Task item: Repeat the data exactly. Pictures are not part of the copy.

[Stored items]
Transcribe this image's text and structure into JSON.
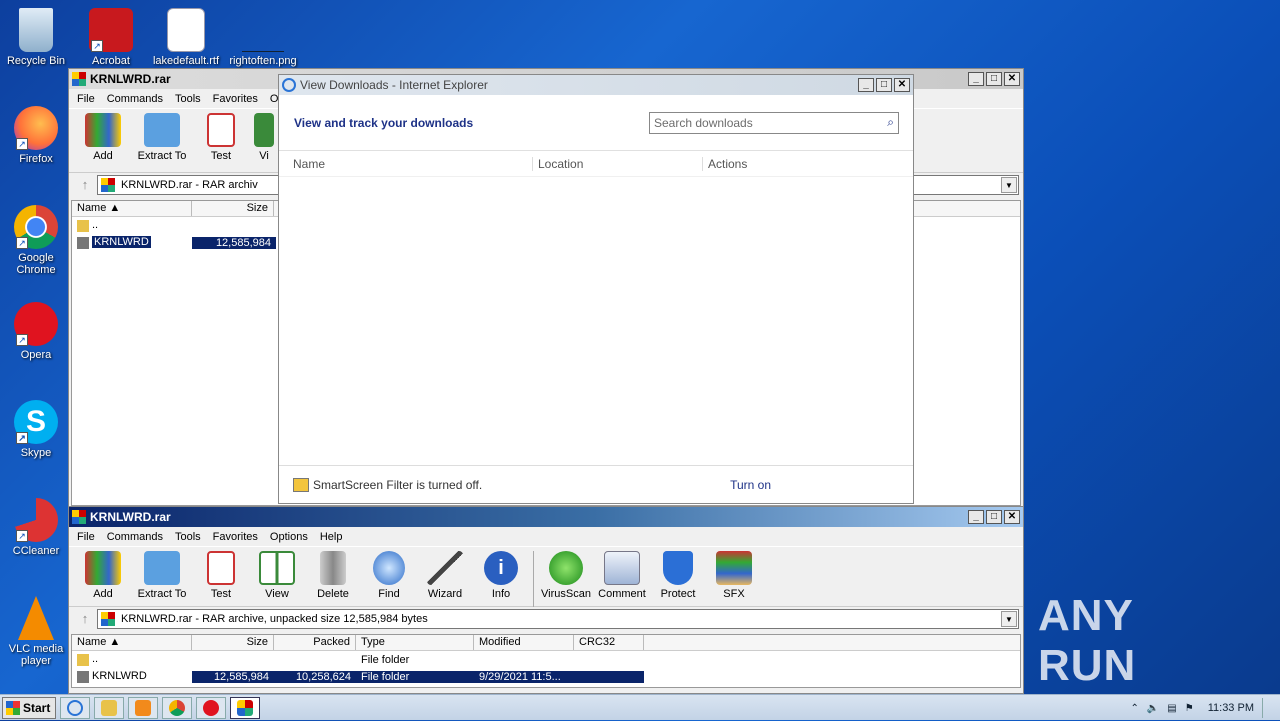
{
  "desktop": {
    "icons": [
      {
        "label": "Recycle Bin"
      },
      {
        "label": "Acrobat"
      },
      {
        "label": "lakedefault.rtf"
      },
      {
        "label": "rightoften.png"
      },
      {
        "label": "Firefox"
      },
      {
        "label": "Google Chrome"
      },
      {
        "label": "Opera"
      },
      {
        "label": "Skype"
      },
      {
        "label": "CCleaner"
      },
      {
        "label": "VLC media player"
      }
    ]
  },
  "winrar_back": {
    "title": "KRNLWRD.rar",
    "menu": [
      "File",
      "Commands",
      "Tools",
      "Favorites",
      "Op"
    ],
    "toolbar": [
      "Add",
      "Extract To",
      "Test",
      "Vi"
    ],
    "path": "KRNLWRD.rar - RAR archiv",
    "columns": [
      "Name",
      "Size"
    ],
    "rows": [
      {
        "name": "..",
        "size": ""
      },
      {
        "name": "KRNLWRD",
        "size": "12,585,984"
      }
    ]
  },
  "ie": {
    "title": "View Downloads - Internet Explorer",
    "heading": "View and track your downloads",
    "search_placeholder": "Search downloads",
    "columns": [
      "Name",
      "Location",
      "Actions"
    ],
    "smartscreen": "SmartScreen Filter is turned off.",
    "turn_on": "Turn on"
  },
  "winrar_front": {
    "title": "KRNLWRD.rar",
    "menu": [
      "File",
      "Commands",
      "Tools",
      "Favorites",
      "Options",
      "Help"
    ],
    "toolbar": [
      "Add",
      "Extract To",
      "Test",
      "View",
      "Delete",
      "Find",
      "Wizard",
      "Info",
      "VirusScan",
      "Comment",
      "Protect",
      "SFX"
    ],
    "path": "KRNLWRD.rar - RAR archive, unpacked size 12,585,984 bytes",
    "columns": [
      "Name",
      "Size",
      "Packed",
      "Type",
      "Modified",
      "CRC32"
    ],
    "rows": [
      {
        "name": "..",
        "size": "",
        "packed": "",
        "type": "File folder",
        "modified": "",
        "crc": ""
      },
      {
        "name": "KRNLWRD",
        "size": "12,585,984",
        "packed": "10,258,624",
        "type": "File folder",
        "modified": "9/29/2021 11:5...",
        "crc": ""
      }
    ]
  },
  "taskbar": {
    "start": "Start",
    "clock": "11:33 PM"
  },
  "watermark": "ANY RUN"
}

Task answer:
Transcribe this image's text and structure into JSON.
{
  "desktop": {
    "icons": [
      {
        "label": "Recycle Bin"
      },
      {
        "label": "Acrobat"
      },
      {
        "label": "lakedefault.rtf"
      },
      {
        "label": "rightoften.png"
      },
      {
        "label": "Firefox"
      },
      {
        "label": "Google Chrome"
      },
      {
        "label": "Opera"
      },
      {
        "label": "Skype"
      },
      {
        "label": "CCleaner"
      },
      {
        "label": "VLC media player"
      }
    ]
  },
  "winrar_back": {
    "title": "KRNLWRD.rar",
    "menu": [
      "File",
      "Commands",
      "Tools",
      "Favorites",
      "Op"
    ],
    "toolbar": [
      "Add",
      "Extract To",
      "Test",
      "Vi"
    ],
    "path": "KRNLWRD.rar - RAR archiv",
    "columns": [
      "Name",
      "Size"
    ],
    "rows": [
      {
        "name": "..",
        "size": ""
      },
      {
        "name": "KRNLWRD",
        "size": "12,585,984"
      }
    ]
  },
  "ie": {
    "title": "View Downloads - Internet Explorer",
    "heading": "View and track your downloads",
    "search_placeholder": "Search downloads",
    "columns": [
      "Name",
      "Location",
      "Actions"
    ],
    "smartscreen": "SmartScreen Filter is turned off.",
    "turn_on": "Turn on"
  },
  "winrar_front": {
    "title": "KRNLWRD.rar",
    "menu": [
      "File",
      "Commands",
      "Tools",
      "Favorites",
      "Options",
      "Help"
    ],
    "toolbar": [
      "Add",
      "Extract To",
      "Test",
      "View",
      "Delete",
      "Find",
      "Wizard",
      "Info",
      "VirusScan",
      "Comment",
      "Protect",
      "SFX"
    ],
    "path": "KRNLWRD.rar - RAR archive, unpacked size 12,585,984 bytes",
    "columns": [
      "Name",
      "Size",
      "Packed",
      "Type",
      "Modified",
      "CRC32"
    ],
    "rows": [
      {
        "name": "..",
        "size": "",
        "packed": "",
        "type": "File folder",
        "modified": "",
        "crc": ""
      },
      {
        "name": "KRNLWRD",
        "size": "12,585,984",
        "packed": "10,258,624",
        "type": "File folder",
        "modified": "9/29/2021 11:5...",
        "crc": ""
      }
    ]
  },
  "taskbar": {
    "start": "Start",
    "clock": "11:33 PM"
  },
  "watermark": "ANY RUN"
}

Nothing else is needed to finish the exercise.